(Exercise)
Set all the material down again unchanged, without the pictures.

(Records provided)
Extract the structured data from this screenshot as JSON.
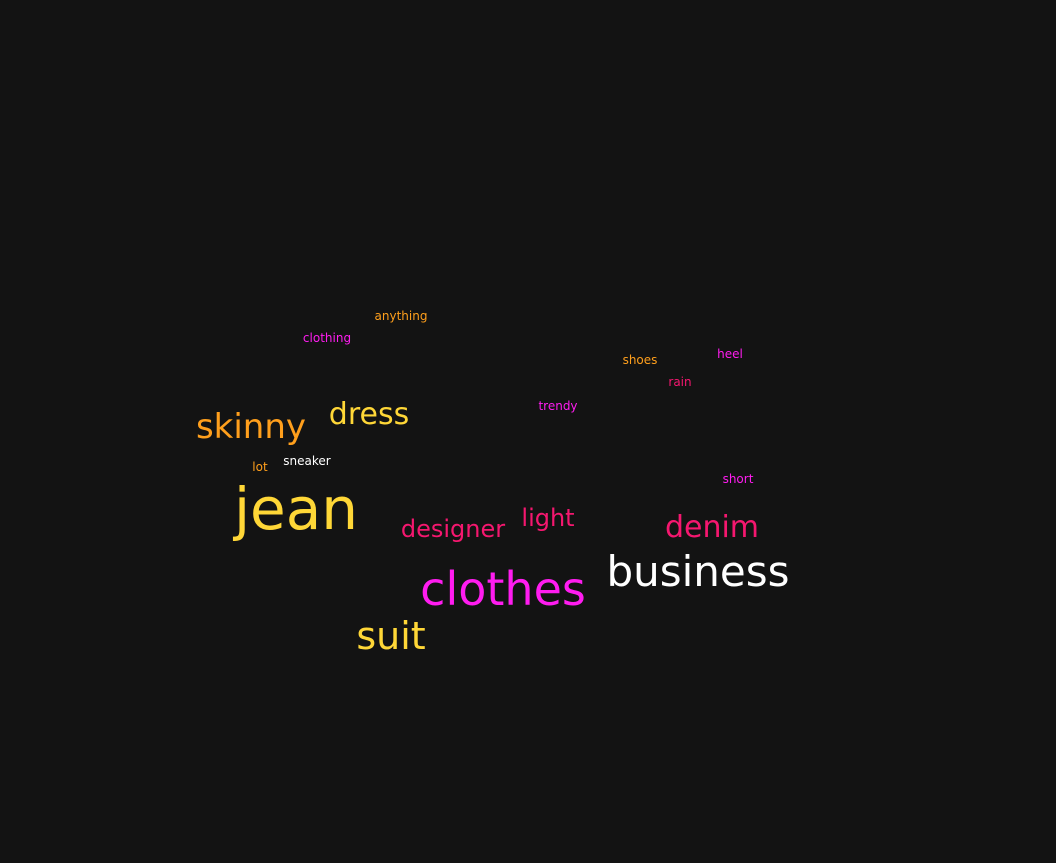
{
  "colors": {
    "background": "#131313",
    "yellow": "#FFD737",
    "orange": "#FF9F1C",
    "magenta": "#FF1CF0",
    "pink": "#F5176F",
    "white": "#FFFFFF"
  },
  "words": {
    "jean": {
      "text": "jean",
      "color": "#FFD737"
    },
    "clothes": {
      "text": "clothes",
      "color": "#FF1CF0"
    },
    "business": {
      "text": "business",
      "color": "#FFFFFF"
    },
    "suit": {
      "text": "suit",
      "color": "#FFD737"
    },
    "skinny": {
      "text": "skinny",
      "color": "#FF9F1C"
    },
    "dress": {
      "text": "dress",
      "color": "#FFD737"
    },
    "denim": {
      "text": "denim",
      "color": "#F5176F"
    },
    "designer": {
      "text": "designer",
      "color": "#F5176F"
    },
    "light": {
      "text": "light",
      "color": "#F5176F"
    },
    "anything": {
      "text": "anything",
      "color": "#FF9F1C"
    },
    "clothing": {
      "text": "clothing",
      "color": "#FF1CF0"
    },
    "shoes": {
      "text": "shoes",
      "color": "#FF9F1C"
    },
    "heel": {
      "text": "heel",
      "color": "#FF1CF0"
    },
    "rain": {
      "text": "rain",
      "color": "#F5176F"
    },
    "trendy": {
      "text": "trendy",
      "color": "#FF1CF0"
    },
    "sneaker": {
      "text": "sneaker",
      "color": "#FFFFFF"
    },
    "lot": {
      "text": "lot",
      "color": "#FF9F1C"
    },
    "short": {
      "text": "short",
      "color": "#FF1CF0"
    }
  }
}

(Output of the task)
Extract the structured data from this screenshot as JSON.
{
  "colors": {
    "background": "#131313",
    "yellow": "#FFD737",
    "orange": "#FF9F1C",
    "magenta": "#FF1CF0",
    "pink": "#F5176F",
    "white": "#FFFFFF"
  },
  "words": {
    "jean": {
      "text": "jean",
      "color": "#FFD737"
    },
    "clothes": {
      "text": "clothes",
      "color": "#FF1CF0"
    },
    "business": {
      "text": "business",
      "color": "#FFFFFF"
    },
    "suit": {
      "text": "suit",
      "color": "#FFD737"
    },
    "skinny": {
      "text": "skinny",
      "color": "#FF9F1C"
    },
    "dress": {
      "text": "dress",
      "color": "#FFD737"
    },
    "denim": {
      "text": "denim",
      "color": "#F5176F"
    },
    "designer": {
      "text": "designer",
      "color": "#F5176F"
    },
    "light": {
      "text": "light",
      "color": "#F5176F"
    },
    "anything": {
      "text": "anything",
      "color": "#FF9F1C"
    },
    "clothing": {
      "text": "clothing",
      "color": "#FF1CF0"
    },
    "shoes": {
      "text": "shoes",
      "color": "#FF9F1C"
    },
    "heel": {
      "text": "heel",
      "color": "#FF1CF0"
    },
    "rain": {
      "text": "rain",
      "color": "#F5176F"
    },
    "trendy": {
      "text": "trendy",
      "color": "#FF1CF0"
    },
    "sneaker": {
      "text": "sneaker",
      "color": "#FFFFFF"
    },
    "lot": {
      "text": "lot",
      "color": "#FF9F1C"
    },
    "short": {
      "text": "short",
      "color": "#FF1CF0"
    }
  }
}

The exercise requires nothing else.